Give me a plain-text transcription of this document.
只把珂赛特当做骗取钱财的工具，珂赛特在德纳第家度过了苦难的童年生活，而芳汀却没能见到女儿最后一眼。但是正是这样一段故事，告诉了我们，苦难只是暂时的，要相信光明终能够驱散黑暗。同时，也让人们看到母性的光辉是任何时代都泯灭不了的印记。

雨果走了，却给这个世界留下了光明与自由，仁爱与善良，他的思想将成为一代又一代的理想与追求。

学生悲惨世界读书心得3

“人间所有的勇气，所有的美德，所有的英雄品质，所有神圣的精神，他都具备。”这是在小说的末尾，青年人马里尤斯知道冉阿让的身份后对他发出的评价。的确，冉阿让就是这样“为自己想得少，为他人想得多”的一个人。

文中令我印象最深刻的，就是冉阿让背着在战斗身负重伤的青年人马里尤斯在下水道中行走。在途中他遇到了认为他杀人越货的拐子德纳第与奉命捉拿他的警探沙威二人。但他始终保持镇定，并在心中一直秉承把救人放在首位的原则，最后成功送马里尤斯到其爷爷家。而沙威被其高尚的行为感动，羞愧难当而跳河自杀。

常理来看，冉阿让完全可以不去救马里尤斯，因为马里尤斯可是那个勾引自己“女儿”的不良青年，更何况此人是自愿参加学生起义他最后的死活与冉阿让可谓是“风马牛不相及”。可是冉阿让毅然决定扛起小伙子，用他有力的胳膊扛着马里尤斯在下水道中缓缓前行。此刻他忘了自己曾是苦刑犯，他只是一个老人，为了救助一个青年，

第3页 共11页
________________
| YOUR TASK |
Could you transcribe the records in full, exactly?

| REPLY |
Give me a plain-text transcription of this document.
只把珂赛特当做骗取钱财的工具，珂赛特在德纳第家度过了苦难的童年生活，而芳汀却没能见到女儿最后一眼。但是正是这样一段故事，告诉了我们，苦难只是暂时的，要相信光明终能够驱散黑暗。同时，也让人们看到母性的光辉是任何时代都泯灭不了的印记。

雨果走了，却给这个世界留下了光明与自由，仁爱与善良，他的思想将成为一代又一代的理想与追求。

学生悲惨世界读书心得3

“人间所有的勇气，所有的美德，所有的英雄品质，所有神圣的精神，他都具备。”这是在小说的末尾，青年人马里尤斯知道冉阿让的身份后对他发出的评价。的确，冉阿让就是这样“为自己想得少，为他人想得多”的一个人。

文中令我印象最深刻的，就是冉阿让背着在战斗身负重伤的青年人马里尤斯在下水道中行走。在途中他遇到了认为他杀人越货的拐子德纳第与奉命捉拿他的警探沙威二人。但他始终保持镇定，并在心中一直秉承把救人放在首位的原则，最后成功送马里尤斯到其爷爷家。而沙威被其高尚的行为感动，羞愧难当而跳河自杀。

常理来看，冉阿让完全可以不去救马里尤斯，因为马里尤斯可是那个勾引自己“女儿”的不良青年，更何况此人是自愿参加学生起义他最后的死活与冉阿让可谓是“风马牛不相及”。可是冉阿让毅然决定扛起小伙子，用他有力的胳膊扛着马里尤斯在下水道中缓缓前行。此刻他忘了自己曾是苦刑犯，他只是一个老人，为了救助一个青年，

第3页 共11页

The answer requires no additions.